• _Teks Halaman_
________________
Nyaman tanpa iklan. Langganan BisnisPro

Author

Ibrahim Kholilul Rohman

Dosen Ekonomi Digital, Fakultas Ekonomi dan Bisnis Universitas Indonesia

Dia meraih gelar doctor of philosophy (Ph.D) di bidang Technology and Society dari Chalmers University of Technology

Lihat artikel saya lainnya

OPINI : Bara Ekonomi dari Perairan Laut Merah

Konflik yang terjadi di perairan Laut Merah, akan terdapat dampak langsung dan tidak langsung bagi Indonesia.
Helikopter militer Houthi melayang di atas kapal kargo Galaxy Leader saat para pejuang Houthi berjalan di dek kapal di Laut Merah dalam foto ini yang dirilis pada 20 November 2023. Media/Handout Militer Houthi melalui REUTERS
Helikopter militer Houthi melayang di atas kapal kargo Galaxy Leader saat para pejuang Houthi berjalan di dek kapal di Laut Merah dalam foto ini yang dirilis pada 20 November 2023. Media/Handout Militer Houthi melalui REUTERS

Bisnis.com, JAKARTA - Konflik yang terjadi di Timur Tengah kian meluas dan merembet ke perairan Laut Merah. Blokade dan serangan oleh kelompok pemberontak Houthi Yaman (Ansar Allah) sebagai bentuk dukungannya terhadap perjuangan Palestina menimbulkan ancaman terhadap perekonomian regional maupun global.

Data Statista menunjukkan lebih dari 22.000 kapal transit melalui kanal terusan Suez di ujung utara Laut Merah pada 2022 yang menjadi jalur utama perdagangan Asia-Eropa dan berkontribusi terhadap 10% dari jalur perdagangan dunia. Karenanya Mesir adalah salah satu negara yang terdampak secara langsung dari krisis di Laut Merah ini.

Sejak pertengahan Desember, 13 operator pelayaran global utama termasuk Maersk, Hapag-Lloyd, dan MSC telah mengumumkan penangguhan sebagian perjalanan atau perubahan rute layanan mereka di Laut Merah. Perusahaan-perusahaan yang banyak mengoperasikan mother vessels ini menguasai lebih dari 70% lalu lintas angkutan maritim dunia terutama untuk kargo peti kemas.
________________
• _Bagian Kumpulan Data_
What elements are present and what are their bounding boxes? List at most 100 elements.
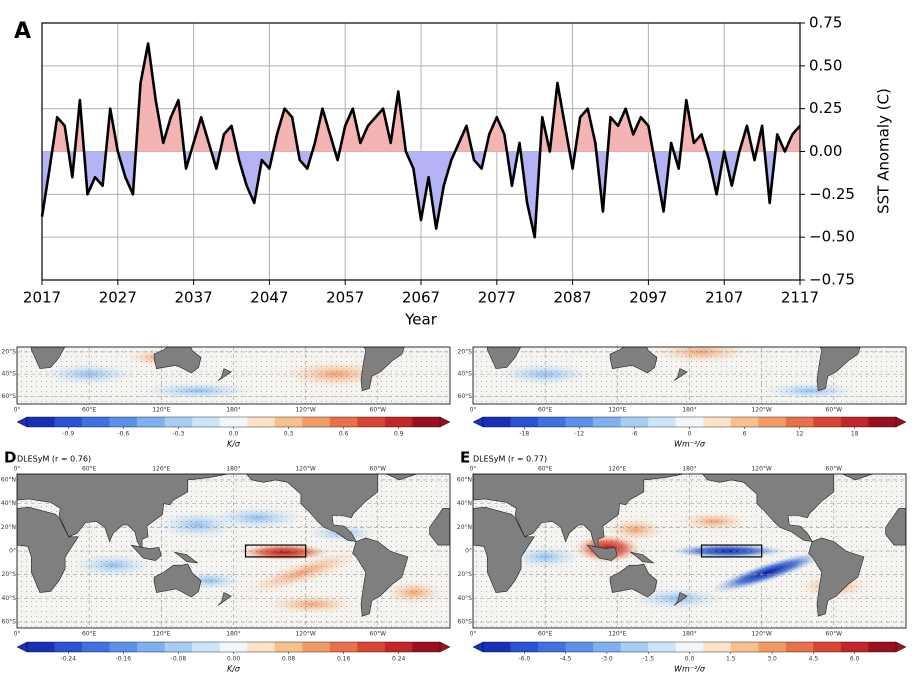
________________
• _Tugas Singkat A_
Ringkaslah artikel tentang konflik di Laut Merah dalam dua kalimat.
• _Tugas Singkat B_
Menurut artikel tentang konflik di Laut Merah, berapa operator pelayaran global utama yang telah mengumumkan penangguhan sebagian perjalanan atau perubahan rute sejak pertengahan Desember?
• _Tugas Singkat C_
Teruskan artikel tentang konflik di Laut Merah mulai dari kalimat terakhirnya.

• _Jawaban Tugas A_
Konflik Timur Tengah meluas ke perairan Laut Merah melalui blokade dan serangan kelompok pemberontak Houthi Yaman sebagai dukungan bagi perjuangan Palestina, yang mengancam perekonomian regional maupun global. Terusan Suez, yang dilalui lebih dari 22.000 kapal pada 2022 dan berkontribusi terhadap 10% jalur perdagangan dunia, ikut terdampak sehingga Mesir terkena langsung, sementara sejak pertengahan Desember 13 operator pelayaran global utama menangguhkan sebagian perjalanan atau mengubah rute di Laut Merah.

• _Jawaban Tugas B_
Tiga belas operator.

• _Jawaban Tugas C_
Secara teknis dengan semakin berisikonya perairan di Laut Merah yang terhubung dengan Terusan Suez, kapal masih bisa berputar melalui Tanjung Harapan, Afrika Selatan terutama untuk rute Asia-Eropa dan sebaliknya. Bahkan sejak November— Desember 2023, tercatat sudah 55 kapal memilih solusi tersebut.

Namun, rerouting ini akan berimplikasi pada penambahan waktu perjalanan hingga 10 hari sehingga bisa meningkatkan kenaikan biaya operasi hingga US$1 juta per kapal akibat keterlambatan dan tagihan yang lebih tinggi (demurrage).

Secara industri, dampak dari krisis di Laut Merah menjalar ke mana-mana. Data terbaru dari Bloomberg Intelligence menunjukkan tarif pengiriman peti kemas melonjak secara dramatis, ditunjukkan dengan kenaikan freight rates di minggu kedua Januari dari Asia (China Daratan) ke Eropa yang meningkat sekitar 80% dibandingkan dengan Desember 2023. Demikian pula, pada rute China ke pelabuhan-pelabuhan di Pesisir Timur AS (east coast) mengalami kenaikan 40%. Yang lebih parah adalah rute kargo China Daratan ke wilayah Mediterania mengalami kenaikan lebih dari dua kali lipat dari tarif sebelumnya.

Rute melewati Laut Merah dan Terusan Suez adalah rute standar yang menghubungkan Asia dan Eropa serta Asia dan pelabuhan timur Amerika. Pada Desember 2023, lalu lintas perdagangan global bulanan tercatat sebesar 14,866 juta Twenty Equivalent Units (TEUs)—Satuan untuk satu kontak peti kemas standar. Dari proporsi ini, rute Asia ke Amerika adalah sebesar 1.8 juta TEUs atau berkontribusi sebesar 12%. Sedangkan rute Asia ke Eropa mencapai 1,26 juta TEUs atau sekitar 8% dari perdagangan global.

Dampak berantai pada harga komoditas juga teramati terutama pada harga minyak mentah. Sebelum serangan pertama yang dipimpin AS di Yaman pada 12 Januari 2024, harga sudah meningkat setidaknya 6%, mencapai U$78 per barel pada 18 Januari 2024.

Memperburuk situasi yang ada, biaya asuransi juga melonjak karena risiko yang meningkat bagi kapal yang melintasi perairan ini. Menurut analis Bloomberg, penanggung asuransi sekarang menagih hingga 1% biaya tambahan dari nilai kapal yang melintasi jalur tersebut.

Jumlah ini sangat besar jika melihat harga kapal-kapal besar yang biasa melintas di jalur tersebut. Per Januari 2024, data di Bloomberg Intelligence Shipping menunjukkan bahwa kapal yang tergolong very large crude carrier (VLCC) yang biasa untuk mengangkut minyak mentah berharga US$120 juta.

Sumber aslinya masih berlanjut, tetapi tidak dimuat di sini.